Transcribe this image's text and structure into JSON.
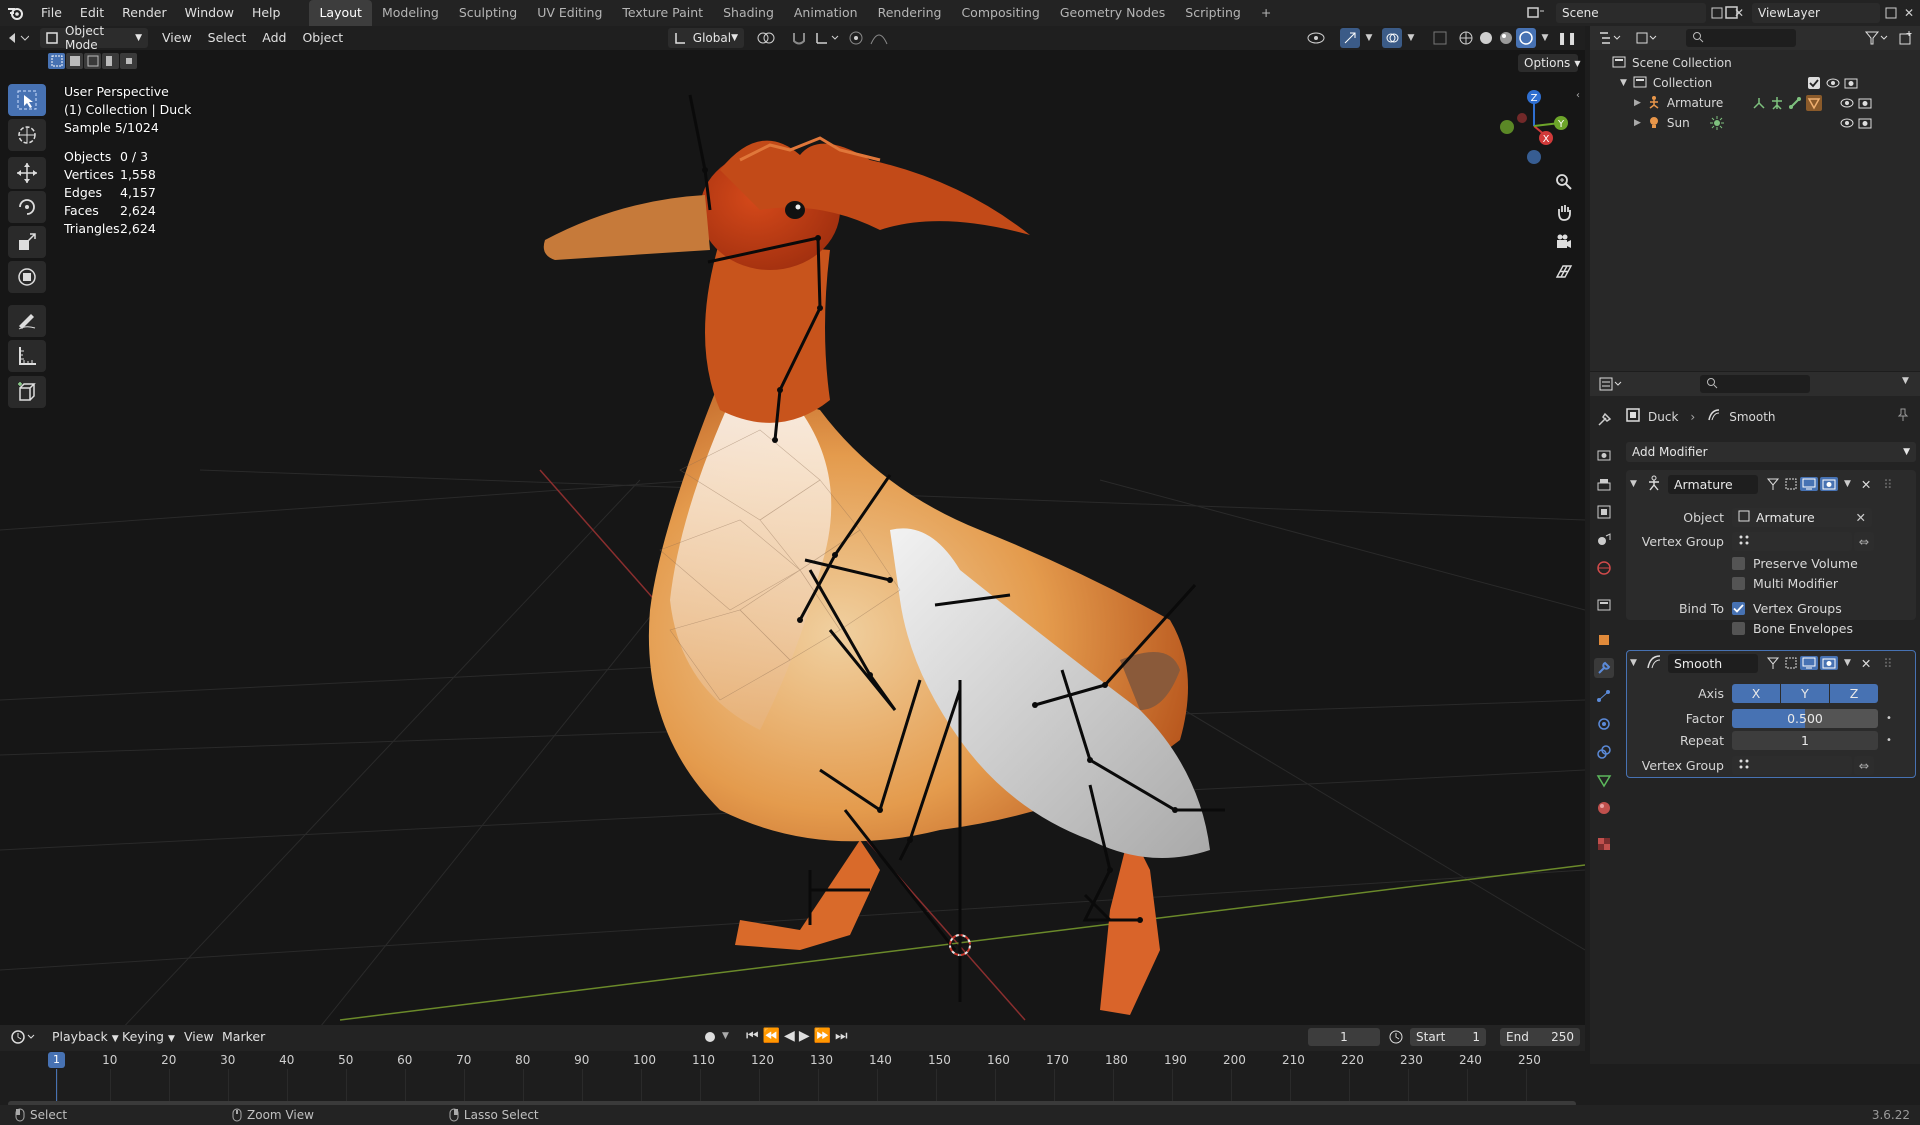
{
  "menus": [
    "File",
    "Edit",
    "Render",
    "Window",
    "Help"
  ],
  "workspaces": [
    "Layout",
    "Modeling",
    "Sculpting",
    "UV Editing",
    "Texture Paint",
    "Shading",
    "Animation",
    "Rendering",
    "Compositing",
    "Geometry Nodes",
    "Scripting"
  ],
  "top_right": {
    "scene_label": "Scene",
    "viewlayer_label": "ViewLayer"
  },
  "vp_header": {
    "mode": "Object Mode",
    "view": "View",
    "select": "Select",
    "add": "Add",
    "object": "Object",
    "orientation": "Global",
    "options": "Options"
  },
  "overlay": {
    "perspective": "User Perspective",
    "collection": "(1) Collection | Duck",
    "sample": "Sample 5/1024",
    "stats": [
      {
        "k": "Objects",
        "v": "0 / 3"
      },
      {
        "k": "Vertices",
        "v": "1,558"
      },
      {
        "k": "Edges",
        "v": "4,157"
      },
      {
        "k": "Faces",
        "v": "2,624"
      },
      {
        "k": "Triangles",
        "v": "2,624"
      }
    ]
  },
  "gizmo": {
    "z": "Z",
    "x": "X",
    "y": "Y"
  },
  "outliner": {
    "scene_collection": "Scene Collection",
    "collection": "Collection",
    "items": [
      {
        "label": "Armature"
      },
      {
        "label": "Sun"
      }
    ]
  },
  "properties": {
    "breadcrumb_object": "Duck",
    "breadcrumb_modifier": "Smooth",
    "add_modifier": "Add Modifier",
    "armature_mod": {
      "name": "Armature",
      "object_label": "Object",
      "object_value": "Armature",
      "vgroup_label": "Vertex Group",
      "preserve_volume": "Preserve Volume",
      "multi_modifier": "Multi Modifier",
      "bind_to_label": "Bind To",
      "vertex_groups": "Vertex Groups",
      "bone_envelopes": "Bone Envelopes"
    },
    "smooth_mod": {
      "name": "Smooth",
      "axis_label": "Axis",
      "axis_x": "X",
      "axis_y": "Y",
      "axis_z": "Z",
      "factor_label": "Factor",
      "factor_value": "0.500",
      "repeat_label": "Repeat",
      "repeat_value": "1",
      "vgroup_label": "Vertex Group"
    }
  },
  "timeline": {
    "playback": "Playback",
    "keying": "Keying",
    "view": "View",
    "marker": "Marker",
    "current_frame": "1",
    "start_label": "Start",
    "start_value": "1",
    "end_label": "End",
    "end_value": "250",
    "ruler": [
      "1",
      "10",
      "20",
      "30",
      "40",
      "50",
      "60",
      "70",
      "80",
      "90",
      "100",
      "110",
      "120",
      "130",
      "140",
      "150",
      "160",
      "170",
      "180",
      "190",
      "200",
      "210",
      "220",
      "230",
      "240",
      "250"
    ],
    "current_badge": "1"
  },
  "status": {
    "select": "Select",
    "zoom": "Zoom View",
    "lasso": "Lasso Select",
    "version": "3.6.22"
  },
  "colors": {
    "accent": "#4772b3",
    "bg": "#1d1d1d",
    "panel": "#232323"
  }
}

Directions for this task
Restate the full listing verbatim and drop every picture.

Result for this exercise
Transcribe this image's text and structure into JSON.
{
  "menus": [
    "File",
    "Edit",
    "Render",
    "Window",
    "Help"
  ],
  "workspaces": [
    "Layout",
    "Modeling",
    "Sculpting",
    "UV Editing",
    "Texture Paint",
    "Shading",
    "Animation",
    "Rendering",
    "Compositing",
    "Geometry Nodes",
    "Scripting"
  ],
  "top_right": {
    "scene_label": "Scene",
    "viewlayer_label": "ViewLayer"
  },
  "vp_header": {
    "mode": "Object Mode",
    "view": "View",
    "select": "Select",
    "add": "Add",
    "object": "Object",
    "orientation": "Global",
    "options": "Options"
  },
  "overlay": {
    "perspective": "User Perspective",
    "collection": "(1) Collection | Duck",
    "sample": "Sample 5/1024",
    "stats": [
      {
        "k": "Objects",
        "v": "0 / 3"
      },
      {
        "k": "Vertices",
        "v": "1,558"
      },
      {
        "k": "Edges",
        "v": "4,157"
      },
      {
        "k": "Faces",
        "v": "2,624"
      },
      {
        "k": "Triangles",
        "v": "2,624"
      }
    ]
  },
  "gizmo": {
    "z": "Z",
    "x": "X",
    "y": "Y"
  },
  "outliner": {
    "scene_collection": "Scene Collection",
    "collection": "Collection",
    "items": [
      {
        "label": "Armature"
      },
      {
        "label": "Sun"
      }
    ]
  },
  "properties": {
    "breadcrumb_object": "Duck",
    "breadcrumb_modifier": "Smooth",
    "add_modifier": "Add Modifier",
    "armature_mod": {
      "name": "Armature",
      "object_label": "Object",
      "object_value": "Armature",
      "vgroup_label": "Vertex Group",
      "preserve_volume": "Preserve Volume",
      "multi_modifier": "Multi Modifier",
      "bind_to_label": "Bind To",
      "vertex_groups": "Vertex Groups",
      "bone_envelopes": "Bone Envelopes"
    },
    "smooth_mod": {
      "name": "Smooth",
      "axis_label": "Axis",
      "axis_x": "X",
      "axis_y": "Y",
      "axis_z": "Z",
      "factor_label": "Factor",
      "factor_value": "0.500",
      "repeat_label": "Repeat",
      "repeat_value": "1",
      "vgroup_label": "Vertex Group"
    }
  },
  "timeline": {
    "playback": "Playback",
    "keying": "Keying",
    "view": "View",
    "marker": "Marker",
    "current_frame": "1",
    "start_label": "Start",
    "start_value": "1",
    "end_label": "End",
    "end_value": "250",
    "ruler": [
      "1",
      "10",
      "20",
      "30",
      "40",
      "50",
      "60",
      "70",
      "80",
      "90",
      "100",
      "110",
      "120",
      "130",
      "140",
      "150",
      "160",
      "170",
      "180",
      "190",
      "200",
      "210",
      "220",
      "230",
      "240",
      "250"
    ],
    "current_badge": "1"
  },
  "status": {
    "select": "Select",
    "zoom": "Zoom View",
    "lasso": "Lasso Select",
    "version": "3.6.22"
  },
  "colors": {
    "accent": "#4772b3",
    "bg": "#1d1d1d",
    "panel": "#232323"
  }
}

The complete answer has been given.